*Given entries:*
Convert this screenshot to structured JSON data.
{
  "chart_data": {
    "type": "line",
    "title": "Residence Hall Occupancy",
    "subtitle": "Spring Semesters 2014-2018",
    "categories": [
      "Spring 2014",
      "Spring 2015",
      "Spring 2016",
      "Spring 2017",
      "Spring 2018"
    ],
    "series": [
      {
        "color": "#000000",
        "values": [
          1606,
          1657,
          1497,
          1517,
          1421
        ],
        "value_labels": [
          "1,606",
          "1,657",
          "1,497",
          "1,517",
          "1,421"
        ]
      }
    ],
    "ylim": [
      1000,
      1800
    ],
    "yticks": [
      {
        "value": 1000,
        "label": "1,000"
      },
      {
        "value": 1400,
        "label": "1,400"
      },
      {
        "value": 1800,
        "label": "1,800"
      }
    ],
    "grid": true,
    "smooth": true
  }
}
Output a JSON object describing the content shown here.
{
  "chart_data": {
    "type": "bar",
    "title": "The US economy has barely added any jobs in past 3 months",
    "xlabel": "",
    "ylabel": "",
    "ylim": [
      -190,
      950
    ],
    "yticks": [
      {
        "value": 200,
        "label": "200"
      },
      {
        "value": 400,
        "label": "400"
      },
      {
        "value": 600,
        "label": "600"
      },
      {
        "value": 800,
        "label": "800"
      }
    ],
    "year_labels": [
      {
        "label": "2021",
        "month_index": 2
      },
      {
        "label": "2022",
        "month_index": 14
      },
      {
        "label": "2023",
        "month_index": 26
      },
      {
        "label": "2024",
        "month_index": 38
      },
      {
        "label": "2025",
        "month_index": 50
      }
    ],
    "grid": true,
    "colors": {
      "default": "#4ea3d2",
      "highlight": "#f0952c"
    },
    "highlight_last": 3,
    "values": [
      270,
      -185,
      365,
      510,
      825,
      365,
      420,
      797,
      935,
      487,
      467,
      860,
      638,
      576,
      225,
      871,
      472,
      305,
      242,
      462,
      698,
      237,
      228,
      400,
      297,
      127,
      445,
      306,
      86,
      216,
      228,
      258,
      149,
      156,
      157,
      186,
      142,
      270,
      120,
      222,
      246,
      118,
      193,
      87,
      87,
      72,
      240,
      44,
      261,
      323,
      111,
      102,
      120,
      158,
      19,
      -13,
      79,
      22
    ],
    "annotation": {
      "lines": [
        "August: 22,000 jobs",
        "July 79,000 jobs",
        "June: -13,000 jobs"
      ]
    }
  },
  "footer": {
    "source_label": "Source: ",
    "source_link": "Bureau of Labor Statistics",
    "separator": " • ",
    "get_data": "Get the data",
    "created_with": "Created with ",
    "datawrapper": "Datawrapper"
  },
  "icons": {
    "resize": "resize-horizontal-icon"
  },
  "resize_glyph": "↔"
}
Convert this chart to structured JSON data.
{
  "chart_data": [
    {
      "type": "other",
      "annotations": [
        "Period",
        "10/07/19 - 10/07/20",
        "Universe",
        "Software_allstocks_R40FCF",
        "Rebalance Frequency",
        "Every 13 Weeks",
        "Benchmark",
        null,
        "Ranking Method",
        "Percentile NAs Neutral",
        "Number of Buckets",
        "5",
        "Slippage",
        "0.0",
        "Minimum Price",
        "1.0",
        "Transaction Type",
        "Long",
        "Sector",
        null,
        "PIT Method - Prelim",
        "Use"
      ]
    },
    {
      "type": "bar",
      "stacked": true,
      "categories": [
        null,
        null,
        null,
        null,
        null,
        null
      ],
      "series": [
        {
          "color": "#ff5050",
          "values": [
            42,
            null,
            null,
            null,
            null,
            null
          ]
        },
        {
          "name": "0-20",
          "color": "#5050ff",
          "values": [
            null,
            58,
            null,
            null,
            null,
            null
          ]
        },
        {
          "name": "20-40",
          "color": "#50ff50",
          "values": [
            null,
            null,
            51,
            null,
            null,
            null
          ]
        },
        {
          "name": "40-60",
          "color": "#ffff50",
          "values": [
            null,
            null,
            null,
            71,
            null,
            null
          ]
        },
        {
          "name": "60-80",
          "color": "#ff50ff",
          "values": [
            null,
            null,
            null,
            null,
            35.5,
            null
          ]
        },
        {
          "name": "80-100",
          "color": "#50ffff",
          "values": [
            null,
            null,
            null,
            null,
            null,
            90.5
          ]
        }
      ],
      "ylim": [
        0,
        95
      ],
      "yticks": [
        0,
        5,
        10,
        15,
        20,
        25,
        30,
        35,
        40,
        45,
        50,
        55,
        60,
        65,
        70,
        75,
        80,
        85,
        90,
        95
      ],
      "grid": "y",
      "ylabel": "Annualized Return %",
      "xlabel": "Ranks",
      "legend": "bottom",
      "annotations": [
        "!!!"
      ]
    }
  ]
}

*Exercise:*
Where a line holds "jobs", copy that line.

*Correct answer:*
    "title": "The US economy has barely added any jobs in past 3 months",
        "August: 22,000 jobs",
        "July 79,000 jobs",
        "June: -13,000 jobs"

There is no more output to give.